◆ **What is expected**: Print out each entry below exactly, please.

Figure dataset records
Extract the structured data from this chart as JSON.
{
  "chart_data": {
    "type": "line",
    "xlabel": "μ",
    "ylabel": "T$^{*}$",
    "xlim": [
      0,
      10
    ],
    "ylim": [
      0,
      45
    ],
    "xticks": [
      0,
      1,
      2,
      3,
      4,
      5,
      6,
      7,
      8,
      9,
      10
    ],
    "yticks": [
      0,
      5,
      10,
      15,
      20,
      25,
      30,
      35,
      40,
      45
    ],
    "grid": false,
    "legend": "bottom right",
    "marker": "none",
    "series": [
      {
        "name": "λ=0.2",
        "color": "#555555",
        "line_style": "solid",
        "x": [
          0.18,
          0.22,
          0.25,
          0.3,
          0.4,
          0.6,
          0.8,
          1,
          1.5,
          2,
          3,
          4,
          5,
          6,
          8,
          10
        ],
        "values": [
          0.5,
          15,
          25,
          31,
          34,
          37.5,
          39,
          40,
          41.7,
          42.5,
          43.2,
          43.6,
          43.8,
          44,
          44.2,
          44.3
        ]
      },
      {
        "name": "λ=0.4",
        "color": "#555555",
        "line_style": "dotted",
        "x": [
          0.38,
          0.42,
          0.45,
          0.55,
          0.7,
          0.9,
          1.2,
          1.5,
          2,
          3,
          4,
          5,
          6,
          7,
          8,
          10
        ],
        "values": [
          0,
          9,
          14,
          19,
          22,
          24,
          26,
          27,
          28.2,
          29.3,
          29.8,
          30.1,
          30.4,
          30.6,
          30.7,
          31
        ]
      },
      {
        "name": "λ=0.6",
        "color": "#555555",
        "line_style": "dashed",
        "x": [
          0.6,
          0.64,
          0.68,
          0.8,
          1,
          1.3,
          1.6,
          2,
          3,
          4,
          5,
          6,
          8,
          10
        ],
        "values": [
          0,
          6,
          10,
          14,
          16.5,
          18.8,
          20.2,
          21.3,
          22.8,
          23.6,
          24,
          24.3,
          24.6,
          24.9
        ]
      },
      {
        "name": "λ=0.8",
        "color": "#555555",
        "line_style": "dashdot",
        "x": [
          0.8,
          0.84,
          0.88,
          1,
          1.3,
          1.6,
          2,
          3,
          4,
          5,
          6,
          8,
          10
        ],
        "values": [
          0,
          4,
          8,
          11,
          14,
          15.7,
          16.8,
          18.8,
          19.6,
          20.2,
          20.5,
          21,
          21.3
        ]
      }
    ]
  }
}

◆ **Written answer**:
Extract the structured data from this chart as JSON.
{
  "chart_data": {
    "type": "line",
    "xlabel": "μ",
    "ylabel": "T$^{*}$",
    "xlim": [
      0,
      10
    ],
    "ylim": [
      0,
      45
    ],
    "xticks": [
      0,
      1,
      2,
      3,
      4,
      5,
      6,
      7,
      8,
      9,
      10
    ],
    "yticks": [
      0,
      5,
      10,
      15,
      20,
      25,
      30,
      35,
      40,
      45
    ],
    "grid": false,
    "legend": "bottom right",
    "marker": "none",
    "series": [
      {
        "name": "λ=0.2",
        "color": "#555555",
        "line_style": "solid",
        "x": [
          0.18,
          0.22,
          0.25,
          0.3,
          0.4,
          0.6,
          0.8,
          1,
          1.5,
          2,
          3,
          4,
          5,
          6,
          8,
          10
        ],
        "values": [
          0.5,
          15,
          25,
          31,
          34,
          37.5,
          39,
          40,
          41.7,
          42.5,
          43.2,
          43.6,
          43.8,
          44,
          44.2,
          44.3
        ]
      },
      {
        "name": "λ=0.4",
        "color": "#555555",
        "line_style": "dotted",
        "x": [
          0.38,
          0.42,
          0.45,
          0.55,
          0.7,
          0.9,
          1.2,
          1.5,
          2,
          3,
          4,
          5,
          6,
          7,
          8,
          10
        ],
        "values": [
          0,
          9,
          14,
          19,
          22,
          24,
          26,
          27,
          28.2,
          29.3,
          29.8,
          30.1,
          30.4,
          30.6,
          30.7,
          31
        ]
      },
      {
        "name": "λ=0.6",
        "color": "#555555",
        "line_style": "dashed",
        "x": [
          0.6,
          0.64,
          0.68,
          0.8,
          1,
          1.3,
          1.6,
          2,
          3,
          4,
          5,
          6,
          8,
          10
        ],
        "values": [
          0,
          6,
          10,
          14,
          16.5,
          18.8,
          20.2,
          21.3,
          22.8,
          23.6,
          24,
          24.3,
          24.6,
          24.9
        ]
      },
      {
        "name": "λ=0.8",
        "color": "#555555",
        "line_style": "dashdot",
        "x": [
          0.8,
          0.84,
          0.88,
          1,
          1.3,
          1.6,
          2,
          3,
          4,
          5,
          6,
          8,
          10
        ],
        "values": [
          0,
          4,
          8,
          11,
          14,
          15.7,
          16.8,
          18.8,
          19.6,
          20.2,
          20.5,
          21,
          21.3
        ]
      }
    ]
  }
}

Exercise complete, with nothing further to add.